= Your instructions =
Transcribe every entry word for word, but skip the images.

= Raw records =
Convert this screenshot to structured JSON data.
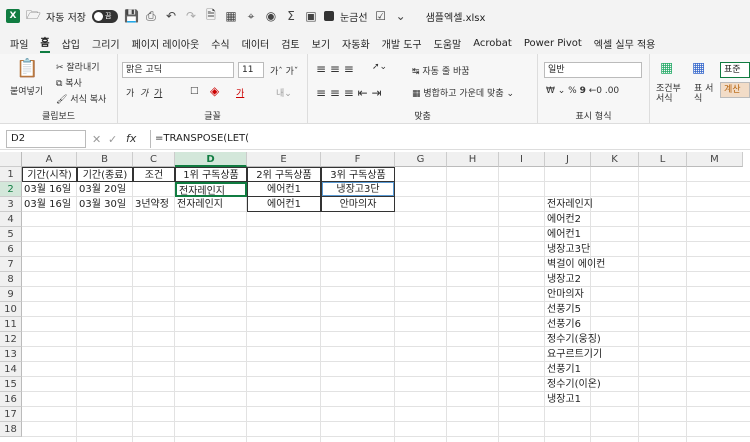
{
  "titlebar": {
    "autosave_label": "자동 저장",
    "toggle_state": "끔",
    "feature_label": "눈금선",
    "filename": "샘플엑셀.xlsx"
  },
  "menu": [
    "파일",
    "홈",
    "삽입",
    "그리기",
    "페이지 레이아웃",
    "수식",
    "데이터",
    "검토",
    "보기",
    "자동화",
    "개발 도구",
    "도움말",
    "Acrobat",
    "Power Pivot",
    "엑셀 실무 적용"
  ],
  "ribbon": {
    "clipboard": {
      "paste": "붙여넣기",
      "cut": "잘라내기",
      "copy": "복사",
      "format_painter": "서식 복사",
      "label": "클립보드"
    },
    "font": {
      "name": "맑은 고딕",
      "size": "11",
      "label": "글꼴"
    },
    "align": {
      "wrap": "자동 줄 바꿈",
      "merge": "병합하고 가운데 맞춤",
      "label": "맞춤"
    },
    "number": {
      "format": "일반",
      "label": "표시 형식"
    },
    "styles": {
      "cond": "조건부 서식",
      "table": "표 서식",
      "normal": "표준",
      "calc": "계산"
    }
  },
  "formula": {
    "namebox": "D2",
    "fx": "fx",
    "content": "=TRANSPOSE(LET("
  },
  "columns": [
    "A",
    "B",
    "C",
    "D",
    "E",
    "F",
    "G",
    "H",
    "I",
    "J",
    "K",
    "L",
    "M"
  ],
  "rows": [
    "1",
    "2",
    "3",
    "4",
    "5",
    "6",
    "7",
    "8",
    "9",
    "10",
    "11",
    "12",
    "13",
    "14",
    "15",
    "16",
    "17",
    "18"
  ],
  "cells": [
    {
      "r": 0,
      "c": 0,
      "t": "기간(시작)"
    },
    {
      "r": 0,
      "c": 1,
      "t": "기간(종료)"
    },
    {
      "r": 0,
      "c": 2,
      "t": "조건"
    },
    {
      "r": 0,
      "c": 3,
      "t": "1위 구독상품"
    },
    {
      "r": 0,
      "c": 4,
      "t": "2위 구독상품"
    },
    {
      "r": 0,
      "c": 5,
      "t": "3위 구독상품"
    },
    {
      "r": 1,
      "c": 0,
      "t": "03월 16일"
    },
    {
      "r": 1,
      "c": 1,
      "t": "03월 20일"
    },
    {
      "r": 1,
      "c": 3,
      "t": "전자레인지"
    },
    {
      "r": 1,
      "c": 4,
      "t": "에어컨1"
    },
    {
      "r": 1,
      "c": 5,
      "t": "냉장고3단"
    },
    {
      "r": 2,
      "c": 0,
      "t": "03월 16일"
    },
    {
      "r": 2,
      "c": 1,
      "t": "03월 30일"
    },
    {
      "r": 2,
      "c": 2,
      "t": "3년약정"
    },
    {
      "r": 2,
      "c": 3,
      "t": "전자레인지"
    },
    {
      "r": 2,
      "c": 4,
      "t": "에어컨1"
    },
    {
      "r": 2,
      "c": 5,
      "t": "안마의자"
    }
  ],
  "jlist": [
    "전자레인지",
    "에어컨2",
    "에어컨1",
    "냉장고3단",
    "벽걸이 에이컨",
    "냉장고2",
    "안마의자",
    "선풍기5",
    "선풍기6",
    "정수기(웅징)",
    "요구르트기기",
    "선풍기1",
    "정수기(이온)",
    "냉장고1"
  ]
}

= Written solution =
Convert this screenshot to structured JSON data.
{
  "titlebar": {
    "autosave_label": "자동 저장",
    "toggle_state": "끔",
    "feature_label": "눈금선",
    "filename": "샘플엑셀.xlsx"
  },
  "menu": [
    "파일",
    "홈",
    "삽입",
    "그리기",
    "페이지 레이아웃",
    "수식",
    "데이터",
    "검토",
    "보기",
    "자동화",
    "개발 도구",
    "도움말",
    "Acrobat",
    "Power Pivot",
    "엑셀 실무 적용"
  ],
  "ribbon": {
    "clipboard": {
      "paste": "붙여넣기",
      "cut": "잘라내기",
      "copy": "복사",
      "format_painter": "서식 복사",
      "label": "클립보드"
    },
    "font": {
      "name": "맑은 고딕",
      "size": "11",
      "label": "글꼴"
    },
    "align": {
      "wrap": "자동 줄 바꿈",
      "merge": "병합하고 가운데 맞춤",
      "label": "맞춤"
    },
    "number": {
      "format": "일반",
      "label": "표시 형식"
    },
    "styles": {
      "cond": "조건부 서식",
      "table": "표 서식",
      "normal": "표준",
      "calc": "계산"
    }
  },
  "formula": {
    "namebox": "D2",
    "fx": "fx",
    "content": "=TRANSPOSE(LET("
  },
  "columns": [
    "A",
    "B",
    "C",
    "D",
    "E",
    "F",
    "G",
    "H",
    "I",
    "J",
    "K",
    "L",
    "M"
  ],
  "rows": [
    "1",
    "2",
    "3",
    "4",
    "5",
    "6",
    "7",
    "8",
    "9",
    "10",
    "11",
    "12",
    "13",
    "14",
    "15",
    "16",
    "17",
    "18"
  ],
  "cells": [
    {
      "r": 0,
      "c": 0,
      "t": "기간(시작)"
    },
    {
      "r": 0,
      "c": 1,
      "t": "기간(종료)"
    },
    {
      "r": 0,
      "c": 2,
      "t": "조건"
    },
    {
      "r": 0,
      "c": 3,
      "t": "1위 구독상품"
    },
    {
      "r": 0,
      "c": 4,
      "t": "2위 구독상품"
    },
    {
      "r": 0,
      "c": 5,
      "t": "3위 구독상품"
    },
    {
      "r": 1,
      "c": 0,
      "t": "03월 16일"
    },
    {
      "r": 1,
      "c": 1,
      "t": "03월 20일"
    },
    {
      "r": 1,
      "c": 3,
      "t": "전자레인지"
    },
    {
      "r": 1,
      "c": 4,
      "t": "에어컨1"
    },
    {
      "r": 1,
      "c": 5,
      "t": "냉장고3단"
    },
    {
      "r": 2,
      "c": 0,
      "t": "03월 16일"
    },
    {
      "r": 2,
      "c": 1,
      "t": "03월 30일"
    },
    {
      "r": 2,
      "c": 2,
      "t": "3년약정"
    },
    {
      "r": 2,
      "c": 3,
      "t": "전자레인지"
    },
    {
      "r": 2,
      "c": 4,
      "t": "에어컨1"
    },
    {
      "r": 2,
      "c": 5,
      "t": "안마의자"
    }
  ],
  "jlist": [
    "전자레인지",
    "에어컨2",
    "에어컨1",
    "냉장고3단",
    "벽걸이 에이컨",
    "냉장고2",
    "안마의자",
    "선풍기5",
    "선풍기6",
    "정수기(웅징)",
    "요구르트기기",
    "선풍기1",
    "정수기(이온)",
    "냉장고1"
  ]
}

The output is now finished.